=== Data listing ===

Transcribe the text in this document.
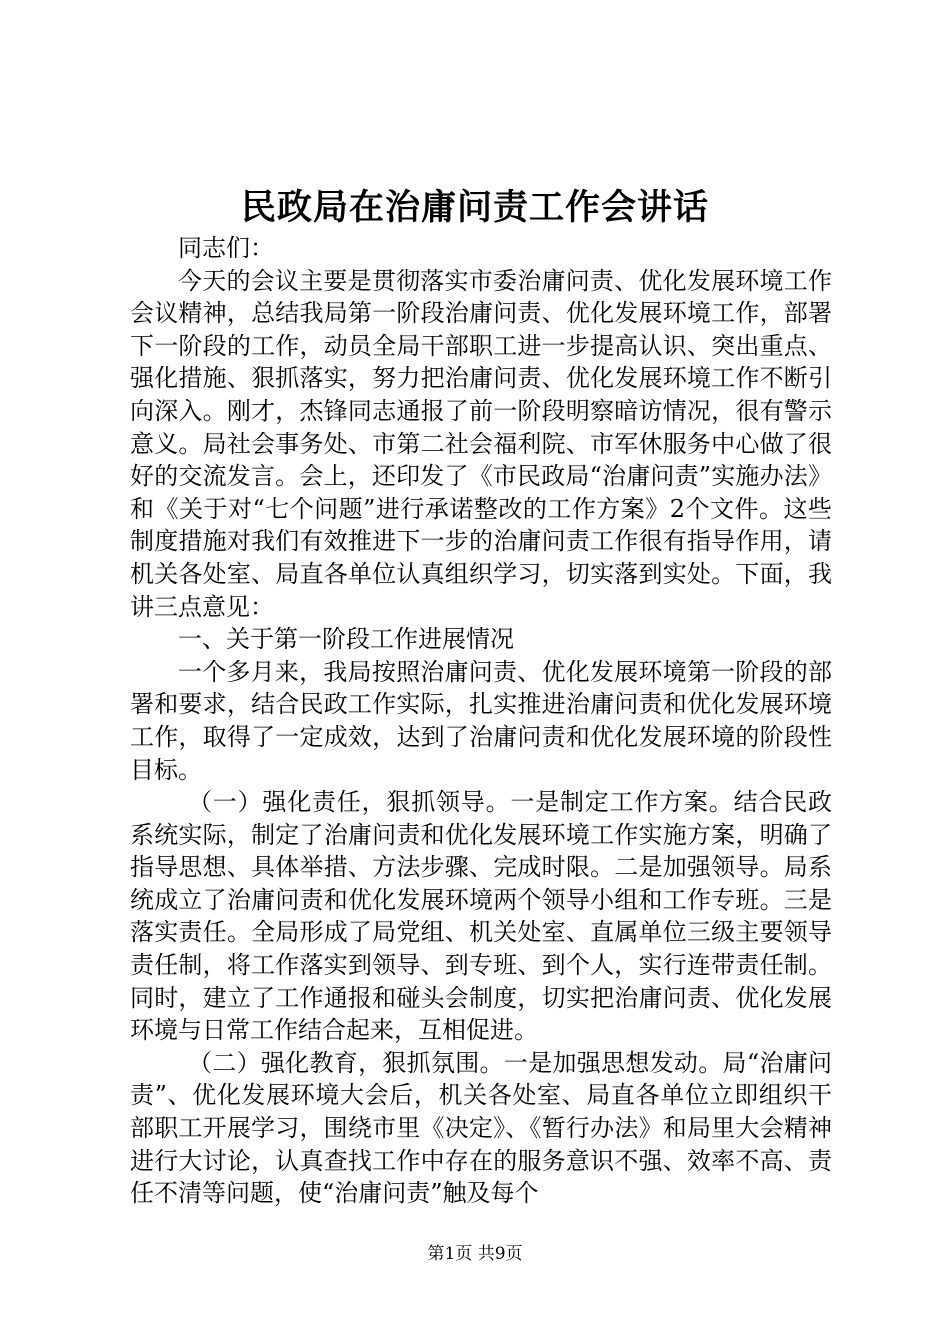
民政局在治庸问责工作会讲话

同志们：

今天的会议主要是贯彻落实市委治庸问责、优化发展环境工作会议精神，总结我局第一阶段治庸问责、优化发展环境工作，部署下一阶段的工作，动员全局干部职工进一步提高认识、突出重点、强化措施、狠抓落实，努力把治庸问责、优化发展环境工作不断引向深入。刚才，杰锋同志通报了前一阶段明察暗访情况，很有警示意义。局社会事务处、市第二社会福利院、市军休服务中心做了很好的交流发言。会上，还印发了《市民政局“治庸问责”实施办法》和《关于对“七个问题”进行承诺整改的工作方案》2个文件。这些制度措施对我们有效推进下一步的治庸问责工作很有指导作用，请机关各处室、局直各单位认真组织学习，切实落到实处。下面，我讲三点意见：

一、关于第一阶段工作进展情况

一个多月来，我局按照治庸问责、优化发展环境第一阶段的部署和要求，结合民政工作实际，扎实推进治庸问责和优化发展环境工作，取得了一定成效，达到了治庸问责和优化发展环境的阶段性目标。

（一）强化责任，狠抓领导。一是制定工作方案。结合民政系统实际，制定了治庸问责和优化发展环境工作实施方案，明确了指导思想、具体举措、方法步骤、完成时限。二是加强领导。局系统成立了治庸问责和优化发展环境两个领导小组和工作专班。三是落实责任。全局形成了局党组、机关处室、直属单位三级主要领导责任制，将工作落实到领导、到专班、到个人，实行连带责任制。同时，建立了工作通报和碰头会制度，切实把治庸问责、优化发展环境与日常工作结合起来，互相促进。

（二）强化教育，狠抓氛围。一是加强思想发动。局“治庸问责”、优化发展环境大会后，机关各处室、局直各单位立即组织干部职工开展学习，围绕市里《决定》、《暂行办法》和局里大会精神进行大讨论，认真查找工作中存在的服务意识不强、效率不高、责任不清等问题，使“治庸问责”触及每个

第1页 共9页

===

### What is asked
Transcribe the records above exactly as they appear, leaving out any pictures.

### Exercise result
Transcribe the text in this document.
民政局在治庸问责工作会讲话

同志们：

今天的会议主要是贯彻落实市委治庸问责、优化发展环境工作会议精神，总结我局第一阶段治庸问责、优化发展环境工作，部署下一阶段的工作，动员全局干部职工进一步提高认识、突出重点、强化措施、狠抓落实，努力把治庸问责、优化发展环境工作不断引向深入。刚才，杰锋同志通报了前一阶段明察暗访情况，很有警示意义。局社会事务处、市第二社会福利院、市军休服务中心做了很好的交流发言。会上，还印发了《市民政局“治庸问责”实施办法》和《关于对“七个问题”进行承诺整改的工作方案》2个文件。这些制度措施对我们有效推进下一步的治庸问责工作很有指导作用，请机关各处室、局直各单位认真组织学习，切实落到实处。下面，我讲三点意见：

一、关于第一阶段工作进展情况

一个多月来，我局按照治庸问责、优化发展环境第一阶段的部署和要求，结合民政工作实际，扎实推进治庸问责和优化发展环境工作，取得了一定成效，达到了治庸问责和优化发展环境的阶段性目标。

（一）强化责任，狠抓领导。一是制定工作方案。结合民政系统实际，制定了治庸问责和优化发展环境工作实施方案，明确了指导思想、具体举措、方法步骤、完成时限。二是加强领导。局系统成立了治庸问责和优化发展环境两个领导小组和工作专班。三是落实责任。全局形成了局党组、机关处室、直属单位三级主要领导责任制，将工作落实到领导、到专班、到个人，实行连带责任制。同时，建立了工作通报和碰头会制度，切实把治庸问责、优化发展环境与日常工作结合起来，互相促进。

（二）强化教育，狠抓氛围。一是加强思想发动。局“治庸问责”、优化发展环境大会后，机关各处室、局直各单位立即组织干部职工开展学习，围绕市里《决定》、《暂行办法》和局里大会精神进行大讨论，认真查找工作中存在的服务意识不强、效率不高、责任不清等问题，使“治庸问责”触及每个

第1页 共9页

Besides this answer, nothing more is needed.